▸ SOURCE RECORDS:

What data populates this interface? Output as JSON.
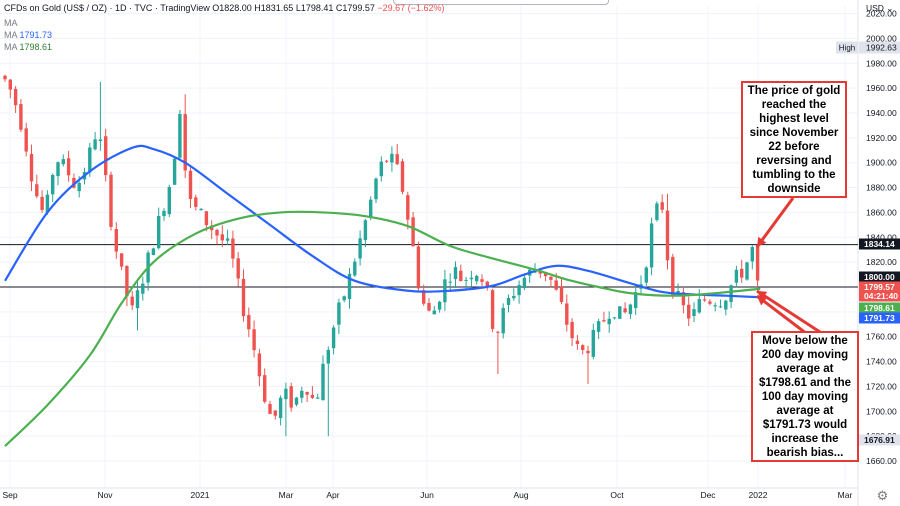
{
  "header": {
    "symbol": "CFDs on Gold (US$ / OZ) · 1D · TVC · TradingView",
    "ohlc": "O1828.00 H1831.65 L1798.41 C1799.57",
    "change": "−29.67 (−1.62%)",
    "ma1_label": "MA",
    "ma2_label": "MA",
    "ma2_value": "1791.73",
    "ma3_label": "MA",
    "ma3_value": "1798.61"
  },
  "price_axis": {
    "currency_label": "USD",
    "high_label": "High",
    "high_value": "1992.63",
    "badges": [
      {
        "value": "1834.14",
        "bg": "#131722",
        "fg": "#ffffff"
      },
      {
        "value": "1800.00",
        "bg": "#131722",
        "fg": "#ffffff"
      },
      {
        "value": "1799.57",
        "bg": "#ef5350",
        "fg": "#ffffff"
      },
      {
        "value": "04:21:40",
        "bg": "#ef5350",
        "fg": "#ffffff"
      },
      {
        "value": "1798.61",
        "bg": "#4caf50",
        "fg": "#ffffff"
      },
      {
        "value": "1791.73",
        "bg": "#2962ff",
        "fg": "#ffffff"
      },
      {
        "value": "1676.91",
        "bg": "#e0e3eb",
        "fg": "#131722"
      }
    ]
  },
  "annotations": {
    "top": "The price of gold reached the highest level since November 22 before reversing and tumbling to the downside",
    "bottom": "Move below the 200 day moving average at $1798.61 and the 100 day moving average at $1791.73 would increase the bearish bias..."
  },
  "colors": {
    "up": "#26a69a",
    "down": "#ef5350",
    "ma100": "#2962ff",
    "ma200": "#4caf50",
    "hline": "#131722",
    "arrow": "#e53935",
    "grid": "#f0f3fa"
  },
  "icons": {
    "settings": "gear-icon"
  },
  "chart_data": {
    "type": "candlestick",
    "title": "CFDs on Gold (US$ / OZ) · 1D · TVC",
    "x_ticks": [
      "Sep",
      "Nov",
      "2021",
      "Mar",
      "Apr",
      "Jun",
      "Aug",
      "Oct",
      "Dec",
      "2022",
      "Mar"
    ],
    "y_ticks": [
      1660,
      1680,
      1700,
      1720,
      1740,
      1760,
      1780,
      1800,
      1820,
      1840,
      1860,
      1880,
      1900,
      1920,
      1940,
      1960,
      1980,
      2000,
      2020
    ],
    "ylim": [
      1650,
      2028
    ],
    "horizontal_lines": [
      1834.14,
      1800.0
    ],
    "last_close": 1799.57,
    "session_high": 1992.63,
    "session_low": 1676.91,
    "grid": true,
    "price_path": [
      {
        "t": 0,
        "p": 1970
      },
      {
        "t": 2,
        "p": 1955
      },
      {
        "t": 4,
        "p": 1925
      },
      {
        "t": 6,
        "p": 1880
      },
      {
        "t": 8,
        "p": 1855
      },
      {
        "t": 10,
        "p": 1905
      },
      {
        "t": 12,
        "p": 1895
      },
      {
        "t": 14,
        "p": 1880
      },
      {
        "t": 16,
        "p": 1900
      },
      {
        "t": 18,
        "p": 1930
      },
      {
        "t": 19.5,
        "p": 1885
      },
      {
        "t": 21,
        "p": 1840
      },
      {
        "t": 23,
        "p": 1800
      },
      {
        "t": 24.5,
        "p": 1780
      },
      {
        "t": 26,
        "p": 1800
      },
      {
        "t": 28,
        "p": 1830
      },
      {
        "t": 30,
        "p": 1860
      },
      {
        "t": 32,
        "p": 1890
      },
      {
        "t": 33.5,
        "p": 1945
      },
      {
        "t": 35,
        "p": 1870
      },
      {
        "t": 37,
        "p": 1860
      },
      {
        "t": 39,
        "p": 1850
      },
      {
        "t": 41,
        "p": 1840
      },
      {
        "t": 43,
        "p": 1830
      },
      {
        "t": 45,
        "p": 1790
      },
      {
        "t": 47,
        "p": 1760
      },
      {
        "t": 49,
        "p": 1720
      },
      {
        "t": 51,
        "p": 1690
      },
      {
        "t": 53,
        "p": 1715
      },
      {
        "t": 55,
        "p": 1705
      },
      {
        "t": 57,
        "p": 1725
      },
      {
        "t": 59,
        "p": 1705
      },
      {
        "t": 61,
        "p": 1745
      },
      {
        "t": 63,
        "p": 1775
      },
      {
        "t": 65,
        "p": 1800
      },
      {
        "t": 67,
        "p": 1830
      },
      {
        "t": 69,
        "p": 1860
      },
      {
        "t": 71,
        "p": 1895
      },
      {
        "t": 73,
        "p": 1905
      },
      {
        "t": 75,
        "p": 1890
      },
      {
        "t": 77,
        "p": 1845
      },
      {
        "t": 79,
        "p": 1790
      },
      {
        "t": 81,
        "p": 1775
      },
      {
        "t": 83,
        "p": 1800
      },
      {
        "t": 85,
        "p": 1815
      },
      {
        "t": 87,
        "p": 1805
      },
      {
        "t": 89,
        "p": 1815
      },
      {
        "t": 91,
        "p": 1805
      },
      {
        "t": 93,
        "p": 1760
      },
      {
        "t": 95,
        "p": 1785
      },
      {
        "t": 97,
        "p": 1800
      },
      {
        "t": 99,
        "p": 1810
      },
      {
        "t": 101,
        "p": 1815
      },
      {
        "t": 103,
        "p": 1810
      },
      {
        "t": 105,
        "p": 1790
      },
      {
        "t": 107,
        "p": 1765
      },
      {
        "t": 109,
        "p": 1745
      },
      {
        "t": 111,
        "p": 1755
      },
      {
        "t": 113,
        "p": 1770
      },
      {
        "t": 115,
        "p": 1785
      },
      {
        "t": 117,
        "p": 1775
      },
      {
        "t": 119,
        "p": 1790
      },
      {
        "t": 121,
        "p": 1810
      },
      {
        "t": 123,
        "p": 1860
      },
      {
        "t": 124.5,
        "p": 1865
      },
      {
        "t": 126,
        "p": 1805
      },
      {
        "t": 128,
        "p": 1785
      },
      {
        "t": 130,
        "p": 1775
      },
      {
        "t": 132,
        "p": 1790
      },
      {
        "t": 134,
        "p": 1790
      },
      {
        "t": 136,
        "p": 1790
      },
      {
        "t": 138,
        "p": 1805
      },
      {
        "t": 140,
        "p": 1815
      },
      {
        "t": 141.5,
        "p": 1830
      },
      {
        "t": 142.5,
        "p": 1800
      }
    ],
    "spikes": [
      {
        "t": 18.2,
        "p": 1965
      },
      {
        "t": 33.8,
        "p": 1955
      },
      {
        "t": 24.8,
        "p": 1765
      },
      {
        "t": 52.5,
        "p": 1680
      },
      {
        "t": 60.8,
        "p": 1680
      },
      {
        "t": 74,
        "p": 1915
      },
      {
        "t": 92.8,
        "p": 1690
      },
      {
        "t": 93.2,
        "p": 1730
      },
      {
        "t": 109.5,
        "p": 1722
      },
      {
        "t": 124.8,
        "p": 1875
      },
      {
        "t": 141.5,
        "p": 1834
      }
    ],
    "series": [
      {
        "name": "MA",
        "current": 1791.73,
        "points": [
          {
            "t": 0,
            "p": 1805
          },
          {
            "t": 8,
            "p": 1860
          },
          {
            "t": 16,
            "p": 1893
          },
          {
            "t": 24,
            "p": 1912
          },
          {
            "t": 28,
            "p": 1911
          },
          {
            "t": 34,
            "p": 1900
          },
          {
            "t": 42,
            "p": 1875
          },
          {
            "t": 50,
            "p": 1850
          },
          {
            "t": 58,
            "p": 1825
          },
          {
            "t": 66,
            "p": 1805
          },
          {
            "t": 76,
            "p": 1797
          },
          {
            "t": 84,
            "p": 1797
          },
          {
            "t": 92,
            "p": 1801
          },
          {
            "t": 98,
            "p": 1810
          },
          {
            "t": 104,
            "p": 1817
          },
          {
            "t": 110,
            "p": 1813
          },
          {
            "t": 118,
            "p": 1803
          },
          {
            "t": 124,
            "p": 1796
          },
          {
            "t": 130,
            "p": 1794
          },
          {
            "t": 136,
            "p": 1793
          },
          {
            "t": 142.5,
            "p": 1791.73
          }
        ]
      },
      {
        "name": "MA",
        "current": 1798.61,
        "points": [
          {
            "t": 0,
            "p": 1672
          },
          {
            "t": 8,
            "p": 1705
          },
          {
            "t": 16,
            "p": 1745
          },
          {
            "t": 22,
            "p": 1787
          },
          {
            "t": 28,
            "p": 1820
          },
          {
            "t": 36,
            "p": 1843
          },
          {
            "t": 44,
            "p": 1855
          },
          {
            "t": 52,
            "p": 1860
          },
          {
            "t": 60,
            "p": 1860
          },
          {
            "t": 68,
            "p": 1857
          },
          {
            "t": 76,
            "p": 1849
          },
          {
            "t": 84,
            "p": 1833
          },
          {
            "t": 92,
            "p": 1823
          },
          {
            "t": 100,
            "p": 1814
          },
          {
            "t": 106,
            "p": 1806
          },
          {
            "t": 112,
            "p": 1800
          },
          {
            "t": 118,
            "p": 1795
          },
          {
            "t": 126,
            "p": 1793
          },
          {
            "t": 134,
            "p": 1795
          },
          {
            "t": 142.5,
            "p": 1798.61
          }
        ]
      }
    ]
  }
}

▸ WHAT IS EXPECTED:
Extract, from the listing above, every line where the string "CFDs" occurs.

▸ RESPONSE TO THIS TASK:
    "symbol": "CFDs on Gold (US$ / OZ) · 1D · TVC · TradingView",
    "title": "CFDs on Gold (US$ / OZ) · 1D · TVC",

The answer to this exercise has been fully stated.